### WHAT IS BEING ASKED
Write out the material word for word, starting with its first line and going on through the line that contains "Enumerate the UI".

### DATASET ROWS
[START]
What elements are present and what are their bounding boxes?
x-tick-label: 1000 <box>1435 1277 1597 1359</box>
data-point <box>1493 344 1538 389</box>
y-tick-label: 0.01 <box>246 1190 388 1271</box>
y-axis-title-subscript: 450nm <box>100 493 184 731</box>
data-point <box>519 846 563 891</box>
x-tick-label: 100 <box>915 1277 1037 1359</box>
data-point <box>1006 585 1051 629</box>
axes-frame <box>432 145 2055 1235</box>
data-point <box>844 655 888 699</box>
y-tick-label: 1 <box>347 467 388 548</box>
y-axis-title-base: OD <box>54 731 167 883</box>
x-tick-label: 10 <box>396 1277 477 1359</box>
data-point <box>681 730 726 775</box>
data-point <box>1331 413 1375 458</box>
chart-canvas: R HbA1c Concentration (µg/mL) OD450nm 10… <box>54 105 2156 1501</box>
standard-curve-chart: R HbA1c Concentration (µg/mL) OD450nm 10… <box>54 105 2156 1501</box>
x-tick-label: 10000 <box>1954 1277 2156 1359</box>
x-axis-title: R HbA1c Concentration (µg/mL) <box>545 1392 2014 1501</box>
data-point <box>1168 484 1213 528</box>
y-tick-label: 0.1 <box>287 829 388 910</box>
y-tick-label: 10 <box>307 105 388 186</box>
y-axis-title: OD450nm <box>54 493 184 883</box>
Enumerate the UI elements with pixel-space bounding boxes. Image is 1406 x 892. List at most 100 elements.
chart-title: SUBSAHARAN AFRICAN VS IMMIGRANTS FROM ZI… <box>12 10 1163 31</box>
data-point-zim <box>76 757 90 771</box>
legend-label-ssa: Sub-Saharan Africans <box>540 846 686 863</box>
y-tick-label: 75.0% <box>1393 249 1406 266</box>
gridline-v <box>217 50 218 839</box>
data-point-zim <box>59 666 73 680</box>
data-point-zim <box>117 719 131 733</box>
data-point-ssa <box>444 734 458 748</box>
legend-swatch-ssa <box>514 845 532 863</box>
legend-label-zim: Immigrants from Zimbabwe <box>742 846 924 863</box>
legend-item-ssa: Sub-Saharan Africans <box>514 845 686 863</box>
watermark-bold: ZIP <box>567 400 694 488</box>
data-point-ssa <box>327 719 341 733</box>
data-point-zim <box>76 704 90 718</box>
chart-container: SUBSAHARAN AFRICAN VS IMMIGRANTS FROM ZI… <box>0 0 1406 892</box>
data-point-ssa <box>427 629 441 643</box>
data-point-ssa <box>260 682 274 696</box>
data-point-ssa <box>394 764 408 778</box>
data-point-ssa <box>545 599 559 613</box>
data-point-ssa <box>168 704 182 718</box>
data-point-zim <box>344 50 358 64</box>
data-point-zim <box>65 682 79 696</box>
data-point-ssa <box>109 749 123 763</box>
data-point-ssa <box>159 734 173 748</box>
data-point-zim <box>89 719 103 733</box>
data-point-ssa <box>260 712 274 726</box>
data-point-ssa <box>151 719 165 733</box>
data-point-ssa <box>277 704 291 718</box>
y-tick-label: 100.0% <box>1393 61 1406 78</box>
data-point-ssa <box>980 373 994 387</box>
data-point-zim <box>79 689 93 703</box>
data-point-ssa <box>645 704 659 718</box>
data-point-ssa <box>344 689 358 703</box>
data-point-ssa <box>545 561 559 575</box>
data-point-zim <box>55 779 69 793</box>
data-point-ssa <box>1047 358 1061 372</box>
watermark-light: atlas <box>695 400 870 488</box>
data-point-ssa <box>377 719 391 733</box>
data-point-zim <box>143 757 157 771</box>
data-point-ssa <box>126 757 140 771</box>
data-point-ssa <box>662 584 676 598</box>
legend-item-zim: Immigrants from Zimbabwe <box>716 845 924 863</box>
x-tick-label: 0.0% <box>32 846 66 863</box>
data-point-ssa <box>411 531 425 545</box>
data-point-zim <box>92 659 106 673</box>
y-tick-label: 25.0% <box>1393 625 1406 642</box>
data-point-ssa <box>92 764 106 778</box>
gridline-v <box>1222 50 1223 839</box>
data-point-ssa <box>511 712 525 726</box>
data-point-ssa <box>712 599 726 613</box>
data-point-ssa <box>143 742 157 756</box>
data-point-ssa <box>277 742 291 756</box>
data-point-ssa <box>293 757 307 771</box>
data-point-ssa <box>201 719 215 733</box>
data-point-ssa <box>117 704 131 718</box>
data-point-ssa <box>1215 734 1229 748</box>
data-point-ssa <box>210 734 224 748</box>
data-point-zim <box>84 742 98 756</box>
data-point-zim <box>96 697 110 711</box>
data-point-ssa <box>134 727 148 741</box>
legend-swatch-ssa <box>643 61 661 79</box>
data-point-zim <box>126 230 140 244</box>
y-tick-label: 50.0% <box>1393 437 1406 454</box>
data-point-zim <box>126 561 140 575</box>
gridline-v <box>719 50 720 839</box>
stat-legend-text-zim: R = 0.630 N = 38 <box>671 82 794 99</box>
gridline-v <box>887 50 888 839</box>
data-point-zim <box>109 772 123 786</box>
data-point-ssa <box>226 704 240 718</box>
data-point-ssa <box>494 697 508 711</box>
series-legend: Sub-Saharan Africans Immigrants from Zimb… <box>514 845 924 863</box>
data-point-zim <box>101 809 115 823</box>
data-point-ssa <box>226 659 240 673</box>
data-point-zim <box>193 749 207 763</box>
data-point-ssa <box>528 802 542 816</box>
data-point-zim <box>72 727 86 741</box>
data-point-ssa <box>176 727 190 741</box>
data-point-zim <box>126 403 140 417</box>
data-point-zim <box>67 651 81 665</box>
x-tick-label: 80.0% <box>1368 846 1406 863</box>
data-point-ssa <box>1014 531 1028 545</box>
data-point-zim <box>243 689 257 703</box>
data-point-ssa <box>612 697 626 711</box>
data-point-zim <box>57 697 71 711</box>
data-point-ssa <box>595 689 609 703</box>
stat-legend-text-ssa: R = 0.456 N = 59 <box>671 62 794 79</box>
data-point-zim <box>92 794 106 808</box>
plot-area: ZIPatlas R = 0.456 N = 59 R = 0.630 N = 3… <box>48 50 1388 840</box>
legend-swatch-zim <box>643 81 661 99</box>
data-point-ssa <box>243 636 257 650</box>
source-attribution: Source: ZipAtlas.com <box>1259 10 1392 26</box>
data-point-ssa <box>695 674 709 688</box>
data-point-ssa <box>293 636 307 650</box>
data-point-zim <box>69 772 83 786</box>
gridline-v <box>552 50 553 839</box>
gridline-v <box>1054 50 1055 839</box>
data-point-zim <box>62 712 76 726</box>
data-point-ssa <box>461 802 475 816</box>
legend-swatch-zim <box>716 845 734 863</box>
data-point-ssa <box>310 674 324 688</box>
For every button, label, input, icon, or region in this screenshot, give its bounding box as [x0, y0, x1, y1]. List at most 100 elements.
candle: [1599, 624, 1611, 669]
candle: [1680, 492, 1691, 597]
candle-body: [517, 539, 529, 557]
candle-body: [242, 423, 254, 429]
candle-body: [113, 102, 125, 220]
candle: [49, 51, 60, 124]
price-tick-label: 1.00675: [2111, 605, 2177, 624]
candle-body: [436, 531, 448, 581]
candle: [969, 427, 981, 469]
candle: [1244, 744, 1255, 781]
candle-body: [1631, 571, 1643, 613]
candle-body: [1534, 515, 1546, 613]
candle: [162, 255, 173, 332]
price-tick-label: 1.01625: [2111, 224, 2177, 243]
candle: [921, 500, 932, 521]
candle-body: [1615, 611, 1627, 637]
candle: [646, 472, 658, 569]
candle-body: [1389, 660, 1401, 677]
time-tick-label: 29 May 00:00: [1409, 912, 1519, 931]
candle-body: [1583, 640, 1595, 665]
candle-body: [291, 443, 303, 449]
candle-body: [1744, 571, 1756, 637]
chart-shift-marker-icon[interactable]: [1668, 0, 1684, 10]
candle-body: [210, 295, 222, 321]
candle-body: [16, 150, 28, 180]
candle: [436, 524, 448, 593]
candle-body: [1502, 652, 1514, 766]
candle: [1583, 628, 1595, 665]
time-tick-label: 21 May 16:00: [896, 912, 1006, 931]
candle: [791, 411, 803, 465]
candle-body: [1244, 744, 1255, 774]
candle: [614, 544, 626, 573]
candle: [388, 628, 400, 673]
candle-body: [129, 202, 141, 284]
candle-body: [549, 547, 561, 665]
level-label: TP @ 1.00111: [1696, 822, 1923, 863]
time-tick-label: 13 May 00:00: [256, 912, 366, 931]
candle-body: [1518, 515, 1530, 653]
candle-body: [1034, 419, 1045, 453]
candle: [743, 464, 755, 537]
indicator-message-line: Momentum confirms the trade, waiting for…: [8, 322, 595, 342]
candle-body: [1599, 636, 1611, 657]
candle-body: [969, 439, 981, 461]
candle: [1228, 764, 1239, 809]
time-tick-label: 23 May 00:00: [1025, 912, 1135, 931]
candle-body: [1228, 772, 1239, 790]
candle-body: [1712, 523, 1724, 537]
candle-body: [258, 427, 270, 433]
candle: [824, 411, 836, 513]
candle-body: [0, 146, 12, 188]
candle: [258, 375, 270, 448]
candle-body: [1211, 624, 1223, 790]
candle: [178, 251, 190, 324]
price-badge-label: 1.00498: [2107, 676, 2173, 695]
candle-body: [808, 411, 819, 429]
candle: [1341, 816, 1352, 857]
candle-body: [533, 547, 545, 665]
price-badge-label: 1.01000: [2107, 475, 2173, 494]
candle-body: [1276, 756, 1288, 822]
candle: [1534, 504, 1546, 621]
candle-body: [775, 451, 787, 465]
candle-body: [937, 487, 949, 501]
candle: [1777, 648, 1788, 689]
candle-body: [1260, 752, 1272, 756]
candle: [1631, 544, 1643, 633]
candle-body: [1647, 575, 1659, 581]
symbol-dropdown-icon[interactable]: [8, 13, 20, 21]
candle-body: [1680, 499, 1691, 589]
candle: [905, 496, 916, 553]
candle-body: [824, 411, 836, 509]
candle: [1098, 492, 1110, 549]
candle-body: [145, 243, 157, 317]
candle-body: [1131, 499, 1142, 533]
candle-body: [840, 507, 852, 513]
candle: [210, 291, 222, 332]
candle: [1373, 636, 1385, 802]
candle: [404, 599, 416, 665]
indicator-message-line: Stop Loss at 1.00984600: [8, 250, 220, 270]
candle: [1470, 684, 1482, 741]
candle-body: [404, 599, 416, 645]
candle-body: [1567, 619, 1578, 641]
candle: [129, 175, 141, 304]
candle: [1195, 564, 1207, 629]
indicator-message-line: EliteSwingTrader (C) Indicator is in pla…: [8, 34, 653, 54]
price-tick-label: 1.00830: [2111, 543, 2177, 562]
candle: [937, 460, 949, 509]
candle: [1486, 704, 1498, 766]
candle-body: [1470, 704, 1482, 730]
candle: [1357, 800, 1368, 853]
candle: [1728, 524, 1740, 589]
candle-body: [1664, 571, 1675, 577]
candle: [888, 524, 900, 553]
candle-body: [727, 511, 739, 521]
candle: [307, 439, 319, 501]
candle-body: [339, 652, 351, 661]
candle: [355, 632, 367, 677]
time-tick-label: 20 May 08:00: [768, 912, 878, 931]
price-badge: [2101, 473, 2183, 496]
[END]
### THE SOLUTION
What elements are present and what are their bounding boxes?
x-tick-label: 1000 <box>1435 1277 1597 1359</box>
data-point <box>1493 344 1538 389</box>
y-tick-label: 0.01 <box>246 1190 388 1271</box>
y-axis-title-subscript: 450nm <box>100 493 184 731</box>
data-point <box>519 846 563 891</box>
x-tick-label: 100 <box>915 1277 1037 1359</box>
data-point <box>1006 585 1051 629</box>
axes-frame <box>432 145 2055 1235</box>
data-point <box>844 655 888 699</box>
y-tick-label: 1 <box>347 467 388 548</box>
y-axis-title-base: OD <box>54 731 167 883</box>
x-tick-label: 10 <box>396 1277 477 1359</box>
data-point <box>681 730 726 775</box>
data-point <box>1331 413 1375 458</box>
chart-canvas: R HbA1c Concentration (µg/mL) OD450nm 10… <box>54 105 2156 1501</box>
standard-curve-chart: R HbA1c Concentration (µg/mL) OD450nm 10… <box>54 105 2156 1501</box>
x-tick-label: 10000 <box>1954 1277 2156 1359</box>
x-axis-title: R HbA1c Concentration (µg/mL) <box>545 1392 2014 1501</box>
data-point <box>1168 484 1213 528</box>
y-tick-label: 0.1 <box>287 829 388 910</box>
y-tick-label: 10 <box>307 105 388 186</box>
y-axis-title: OD450nm <box>54 493 184 883</box>
Enumerate the UI elements with pixel-space bounding boxes. Image is 1406 x 892. List at most 100 elements.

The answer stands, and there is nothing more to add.